━━━━━ The records

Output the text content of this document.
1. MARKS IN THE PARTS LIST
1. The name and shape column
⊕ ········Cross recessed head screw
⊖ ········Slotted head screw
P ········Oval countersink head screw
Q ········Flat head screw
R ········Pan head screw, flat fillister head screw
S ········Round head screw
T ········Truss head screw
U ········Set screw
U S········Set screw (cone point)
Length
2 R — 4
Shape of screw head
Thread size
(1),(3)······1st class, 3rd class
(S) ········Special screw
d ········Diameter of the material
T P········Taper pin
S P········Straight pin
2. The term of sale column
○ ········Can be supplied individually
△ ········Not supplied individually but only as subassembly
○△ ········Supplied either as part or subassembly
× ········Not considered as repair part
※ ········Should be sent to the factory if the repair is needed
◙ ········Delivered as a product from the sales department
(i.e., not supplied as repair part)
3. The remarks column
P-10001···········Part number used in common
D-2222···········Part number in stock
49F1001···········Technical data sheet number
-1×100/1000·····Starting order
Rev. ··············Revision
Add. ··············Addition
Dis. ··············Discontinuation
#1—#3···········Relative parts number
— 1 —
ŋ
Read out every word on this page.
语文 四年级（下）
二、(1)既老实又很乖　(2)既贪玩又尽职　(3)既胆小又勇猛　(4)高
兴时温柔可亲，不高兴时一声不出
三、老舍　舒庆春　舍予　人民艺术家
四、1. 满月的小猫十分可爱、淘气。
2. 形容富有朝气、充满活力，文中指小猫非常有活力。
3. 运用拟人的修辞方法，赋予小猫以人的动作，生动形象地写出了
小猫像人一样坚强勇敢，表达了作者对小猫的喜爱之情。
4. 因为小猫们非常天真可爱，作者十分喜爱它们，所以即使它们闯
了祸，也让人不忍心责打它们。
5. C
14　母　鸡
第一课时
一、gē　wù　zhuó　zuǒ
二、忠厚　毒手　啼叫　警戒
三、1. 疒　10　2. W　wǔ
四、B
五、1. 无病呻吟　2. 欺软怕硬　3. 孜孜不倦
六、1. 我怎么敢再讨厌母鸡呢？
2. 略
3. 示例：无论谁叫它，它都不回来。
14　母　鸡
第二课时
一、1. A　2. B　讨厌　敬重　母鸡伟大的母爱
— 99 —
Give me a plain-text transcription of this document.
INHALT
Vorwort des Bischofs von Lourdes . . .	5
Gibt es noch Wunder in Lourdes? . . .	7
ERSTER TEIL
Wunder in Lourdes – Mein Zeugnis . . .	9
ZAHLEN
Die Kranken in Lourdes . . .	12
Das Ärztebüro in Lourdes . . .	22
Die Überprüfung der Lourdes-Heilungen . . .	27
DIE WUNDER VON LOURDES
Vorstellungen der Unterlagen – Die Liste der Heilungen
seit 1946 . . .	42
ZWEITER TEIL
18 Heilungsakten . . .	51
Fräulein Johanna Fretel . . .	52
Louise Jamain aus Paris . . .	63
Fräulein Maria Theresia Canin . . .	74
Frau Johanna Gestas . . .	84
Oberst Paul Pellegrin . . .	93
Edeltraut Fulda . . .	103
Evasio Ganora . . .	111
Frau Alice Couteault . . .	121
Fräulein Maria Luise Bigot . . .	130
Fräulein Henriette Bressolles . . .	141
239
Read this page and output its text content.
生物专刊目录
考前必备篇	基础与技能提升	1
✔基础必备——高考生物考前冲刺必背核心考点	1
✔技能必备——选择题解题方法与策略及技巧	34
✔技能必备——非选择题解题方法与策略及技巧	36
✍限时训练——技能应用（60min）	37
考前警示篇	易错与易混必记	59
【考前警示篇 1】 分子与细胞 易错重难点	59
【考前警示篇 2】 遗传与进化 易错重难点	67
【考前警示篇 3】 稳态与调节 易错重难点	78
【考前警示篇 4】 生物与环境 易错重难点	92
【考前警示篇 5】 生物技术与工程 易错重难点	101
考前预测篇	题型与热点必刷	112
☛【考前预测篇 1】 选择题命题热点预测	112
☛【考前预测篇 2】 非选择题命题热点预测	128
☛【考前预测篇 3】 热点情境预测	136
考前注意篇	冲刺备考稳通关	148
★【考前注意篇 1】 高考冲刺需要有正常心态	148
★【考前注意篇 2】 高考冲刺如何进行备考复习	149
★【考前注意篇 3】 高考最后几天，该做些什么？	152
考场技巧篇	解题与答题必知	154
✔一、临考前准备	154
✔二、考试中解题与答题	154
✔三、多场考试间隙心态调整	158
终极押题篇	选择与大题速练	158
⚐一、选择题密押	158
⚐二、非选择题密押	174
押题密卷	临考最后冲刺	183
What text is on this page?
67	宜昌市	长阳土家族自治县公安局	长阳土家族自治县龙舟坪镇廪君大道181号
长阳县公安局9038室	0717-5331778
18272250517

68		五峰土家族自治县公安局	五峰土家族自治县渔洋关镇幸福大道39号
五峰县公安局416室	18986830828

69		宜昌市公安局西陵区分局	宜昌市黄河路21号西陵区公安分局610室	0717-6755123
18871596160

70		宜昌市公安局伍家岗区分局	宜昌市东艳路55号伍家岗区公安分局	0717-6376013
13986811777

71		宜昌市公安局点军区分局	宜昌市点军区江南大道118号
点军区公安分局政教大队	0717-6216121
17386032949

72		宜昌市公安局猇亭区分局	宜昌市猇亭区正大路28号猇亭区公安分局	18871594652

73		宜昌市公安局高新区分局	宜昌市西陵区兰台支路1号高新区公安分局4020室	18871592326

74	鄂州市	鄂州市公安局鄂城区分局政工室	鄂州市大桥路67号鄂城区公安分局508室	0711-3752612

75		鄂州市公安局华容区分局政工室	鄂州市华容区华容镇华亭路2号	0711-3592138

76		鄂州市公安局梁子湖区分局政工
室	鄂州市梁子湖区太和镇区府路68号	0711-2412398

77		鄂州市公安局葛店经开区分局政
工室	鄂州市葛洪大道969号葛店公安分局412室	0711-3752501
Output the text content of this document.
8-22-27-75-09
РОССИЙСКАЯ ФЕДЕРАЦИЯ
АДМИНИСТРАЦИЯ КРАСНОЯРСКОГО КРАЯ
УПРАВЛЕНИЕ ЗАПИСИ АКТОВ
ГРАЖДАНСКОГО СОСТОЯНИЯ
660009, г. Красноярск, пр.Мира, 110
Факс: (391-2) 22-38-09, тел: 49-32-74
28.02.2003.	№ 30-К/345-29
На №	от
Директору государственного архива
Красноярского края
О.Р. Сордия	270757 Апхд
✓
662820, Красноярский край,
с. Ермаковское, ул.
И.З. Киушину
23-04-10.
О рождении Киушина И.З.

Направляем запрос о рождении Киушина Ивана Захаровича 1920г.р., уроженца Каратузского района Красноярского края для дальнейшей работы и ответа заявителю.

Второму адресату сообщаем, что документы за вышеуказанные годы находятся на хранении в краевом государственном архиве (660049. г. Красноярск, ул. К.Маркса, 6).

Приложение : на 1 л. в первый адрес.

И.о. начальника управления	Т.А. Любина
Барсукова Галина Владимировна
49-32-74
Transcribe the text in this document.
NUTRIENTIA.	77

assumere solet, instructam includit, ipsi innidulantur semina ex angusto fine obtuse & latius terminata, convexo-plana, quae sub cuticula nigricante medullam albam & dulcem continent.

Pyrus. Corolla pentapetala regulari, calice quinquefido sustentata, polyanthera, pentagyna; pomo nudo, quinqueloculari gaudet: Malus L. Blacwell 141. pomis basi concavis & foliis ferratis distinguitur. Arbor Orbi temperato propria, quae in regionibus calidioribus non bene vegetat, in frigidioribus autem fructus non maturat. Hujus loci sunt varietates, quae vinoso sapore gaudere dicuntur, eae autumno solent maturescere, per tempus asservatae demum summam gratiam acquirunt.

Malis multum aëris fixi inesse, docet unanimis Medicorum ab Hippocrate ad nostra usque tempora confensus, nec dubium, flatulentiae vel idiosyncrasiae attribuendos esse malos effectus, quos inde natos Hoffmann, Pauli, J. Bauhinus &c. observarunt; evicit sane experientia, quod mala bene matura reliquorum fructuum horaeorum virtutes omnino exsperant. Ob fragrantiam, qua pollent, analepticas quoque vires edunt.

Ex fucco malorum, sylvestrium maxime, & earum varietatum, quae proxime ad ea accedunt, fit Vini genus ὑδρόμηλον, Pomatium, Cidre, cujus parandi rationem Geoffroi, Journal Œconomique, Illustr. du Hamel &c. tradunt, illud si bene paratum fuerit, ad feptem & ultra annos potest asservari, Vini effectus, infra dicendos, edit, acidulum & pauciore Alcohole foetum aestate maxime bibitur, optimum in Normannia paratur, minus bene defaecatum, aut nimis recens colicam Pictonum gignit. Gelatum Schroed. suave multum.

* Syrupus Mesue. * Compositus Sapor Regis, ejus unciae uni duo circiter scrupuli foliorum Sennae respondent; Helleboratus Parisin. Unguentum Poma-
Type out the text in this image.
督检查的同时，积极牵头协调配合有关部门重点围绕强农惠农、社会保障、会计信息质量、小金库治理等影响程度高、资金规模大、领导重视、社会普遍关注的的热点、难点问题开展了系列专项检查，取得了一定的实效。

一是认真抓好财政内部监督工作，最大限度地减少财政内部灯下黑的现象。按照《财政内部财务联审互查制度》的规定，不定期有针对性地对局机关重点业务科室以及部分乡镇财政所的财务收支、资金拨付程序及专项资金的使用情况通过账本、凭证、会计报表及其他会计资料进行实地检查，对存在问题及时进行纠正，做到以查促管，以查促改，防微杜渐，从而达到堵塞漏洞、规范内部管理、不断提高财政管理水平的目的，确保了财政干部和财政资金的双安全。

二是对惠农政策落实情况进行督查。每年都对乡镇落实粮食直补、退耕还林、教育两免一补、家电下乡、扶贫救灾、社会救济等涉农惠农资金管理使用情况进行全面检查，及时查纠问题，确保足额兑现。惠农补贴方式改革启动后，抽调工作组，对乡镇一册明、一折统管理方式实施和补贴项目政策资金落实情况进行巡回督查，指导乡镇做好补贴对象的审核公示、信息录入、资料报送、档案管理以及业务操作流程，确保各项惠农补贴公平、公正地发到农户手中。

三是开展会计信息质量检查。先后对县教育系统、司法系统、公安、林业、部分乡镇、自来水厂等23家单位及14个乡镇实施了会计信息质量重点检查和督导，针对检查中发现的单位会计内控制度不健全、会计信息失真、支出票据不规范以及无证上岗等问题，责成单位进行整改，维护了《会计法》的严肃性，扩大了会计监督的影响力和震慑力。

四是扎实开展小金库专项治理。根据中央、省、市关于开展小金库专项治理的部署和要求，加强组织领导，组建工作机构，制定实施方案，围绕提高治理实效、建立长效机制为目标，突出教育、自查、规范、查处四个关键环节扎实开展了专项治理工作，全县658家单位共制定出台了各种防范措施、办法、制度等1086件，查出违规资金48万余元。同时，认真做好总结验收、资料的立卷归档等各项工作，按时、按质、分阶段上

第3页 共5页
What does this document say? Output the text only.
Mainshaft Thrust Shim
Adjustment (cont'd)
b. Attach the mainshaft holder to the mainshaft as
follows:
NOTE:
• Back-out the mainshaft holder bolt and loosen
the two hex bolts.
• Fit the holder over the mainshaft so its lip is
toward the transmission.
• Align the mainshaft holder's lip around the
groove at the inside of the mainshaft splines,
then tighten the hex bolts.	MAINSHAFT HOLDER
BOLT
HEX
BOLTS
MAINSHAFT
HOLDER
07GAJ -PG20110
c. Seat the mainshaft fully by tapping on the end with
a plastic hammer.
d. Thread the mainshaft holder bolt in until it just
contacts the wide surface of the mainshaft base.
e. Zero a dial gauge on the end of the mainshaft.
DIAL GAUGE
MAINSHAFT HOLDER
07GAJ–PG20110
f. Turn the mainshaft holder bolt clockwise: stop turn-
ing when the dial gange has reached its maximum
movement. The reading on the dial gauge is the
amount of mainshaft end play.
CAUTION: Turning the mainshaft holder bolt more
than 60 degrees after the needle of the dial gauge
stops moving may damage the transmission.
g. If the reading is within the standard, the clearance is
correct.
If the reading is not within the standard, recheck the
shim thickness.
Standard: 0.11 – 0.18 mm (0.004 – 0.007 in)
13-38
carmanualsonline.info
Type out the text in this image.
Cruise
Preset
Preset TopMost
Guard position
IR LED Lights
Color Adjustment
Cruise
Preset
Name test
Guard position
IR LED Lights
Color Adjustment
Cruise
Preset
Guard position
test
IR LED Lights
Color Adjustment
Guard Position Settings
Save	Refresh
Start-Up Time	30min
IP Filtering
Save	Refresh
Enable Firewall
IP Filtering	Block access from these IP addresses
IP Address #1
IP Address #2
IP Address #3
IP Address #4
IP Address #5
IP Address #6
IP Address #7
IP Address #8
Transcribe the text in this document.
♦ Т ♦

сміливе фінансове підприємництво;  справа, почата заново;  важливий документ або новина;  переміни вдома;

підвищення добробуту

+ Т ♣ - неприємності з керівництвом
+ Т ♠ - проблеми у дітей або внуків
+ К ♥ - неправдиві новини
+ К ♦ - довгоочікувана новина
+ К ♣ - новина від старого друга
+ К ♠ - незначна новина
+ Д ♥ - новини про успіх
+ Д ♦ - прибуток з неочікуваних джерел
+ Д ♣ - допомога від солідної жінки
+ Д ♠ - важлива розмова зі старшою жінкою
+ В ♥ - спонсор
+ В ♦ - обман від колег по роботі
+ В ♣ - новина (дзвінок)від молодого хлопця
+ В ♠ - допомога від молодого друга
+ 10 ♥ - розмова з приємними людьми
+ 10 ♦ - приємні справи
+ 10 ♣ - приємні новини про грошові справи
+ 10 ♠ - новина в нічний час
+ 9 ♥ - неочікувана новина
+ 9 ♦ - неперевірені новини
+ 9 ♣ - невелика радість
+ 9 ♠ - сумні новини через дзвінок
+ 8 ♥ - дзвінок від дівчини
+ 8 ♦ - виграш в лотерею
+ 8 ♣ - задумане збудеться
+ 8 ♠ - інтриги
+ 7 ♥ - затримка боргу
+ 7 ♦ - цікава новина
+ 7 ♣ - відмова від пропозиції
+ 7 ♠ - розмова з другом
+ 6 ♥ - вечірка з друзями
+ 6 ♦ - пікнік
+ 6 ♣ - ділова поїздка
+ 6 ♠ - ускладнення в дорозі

━━━━━━━━━━

__Task prompt__.
In the entries above, some lines may contain the string "subassembly"; report how many, without additional comment.

__Task response__.
2